Omit every picture and output the rest of the records exactly as they are.

Data entries for graphics
- - - - -
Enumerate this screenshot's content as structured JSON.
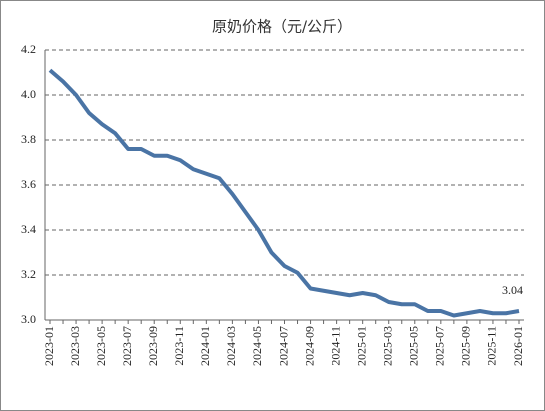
{
  "chart_data": {
    "type": "line",
    "title": "原奶价格（元/公斤）",
    "categories": [
      "2023-01",
      null,
      "2023-03",
      null,
      "2023-05",
      null,
      "2023-07",
      null,
      "2023-09",
      null,
      "2023-11",
      null,
      "2024-01",
      null,
      "2024-03",
      null,
      "2024-05",
      null,
      "2024-07",
      null,
      "2024-09",
      null,
      "2024-11",
      null,
      "2025-01",
      null,
      "2025-03",
      null,
      "2025-05",
      null,
      "2025-07",
      null,
      "2025-09",
      null,
      "2025-11",
      null,
      "2026-01"
    ],
    "series": [
      {
        "color": "#4a74a5",
        "values": [
          4.11,
          4.06,
          4.0,
          3.92,
          3.87,
          3.83,
          3.76,
          3.76,
          3.73,
          3.73,
          3.71,
          3.67,
          3.65,
          3.63,
          3.56,
          3.48,
          3.4,
          3.3,
          3.24,
          3.21,
          3.14,
          3.13,
          3.12,
          3.11,
          3.12,
          3.11,
          3.08,
          3.07,
          3.07,
          3.04,
          3.04,
          3.02,
          3.03,
          3.04,
          3.03,
          3.03,
          3.04
        ]
      }
    ],
    "ylim": [
      3,
      4.2
    ],
    "yticks": [
      {
        "value": 3,
        "label": "3.0"
      },
      3.2,
      3.4,
      3.6,
      3.8,
      {
        "value": 4,
        "label": "4.0"
      },
      4.2
    ],
    "grid": true
  }
}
- - - - -
CORRECT RESULT
Enumerate this screenshot's content as structured JSON.
{
  "chart_data": {
    "type": "line",
    "title": "原奶价格（元/公斤）",
    "categories": [
      "2023-01",
      null,
      "2023-03",
      null,
      "2023-05",
      null,
      "2023-07",
      null,
      "2023-09",
      null,
      "2023-11",
      null,
      "2024-01",
      null,
      "2024-03",
      null,
      "2024-05",
      null,
      "2024-07",
      null,
      "2024-09",
      null,
      "2024-11",
      null,
      "2025-01",
      null,
      "2025-03",
      null,
      "2025-05",
      null,
      "2025-07",
      null,
      "2025-09",
      null,
      "2025-11",
      null,
      "2026-01"
    ],
    "series": [
      {
        "color": "#4a74a5",
        "values": [
          4.11,
          4.06,
          4.0,
          3.92,
          3.87,
          3.83,
          3.76,
          3.76,
          3.73,
          3.73,
          3.71,
          3.67,
          3.65,
          3.63,
          3.56,
          3.48,
          3.4,
          3.3,
          3.24,
          3.21,
          3.14,
          3.13,
          3.12,
          3.11,
          3.12,
          3.11,
          3.08,
          3.07,
          3.07,
          3.04,
          3.04,
          3.02,
          3.03,
          3.04,
          3.03,
          3.03,
          3.04
        ]
      }
    ],
    "ylim": [
      3,
      4.2
    ],
    "yticks": [
      {
        "value": 3,
        "label": "3.0"
      },
      3.2,
      3.4,
      3.6,
      3.8,
      {
        "value": 4,
        "label": "4.0"
      },
      4.2
    ],
    "grid": true
  }
}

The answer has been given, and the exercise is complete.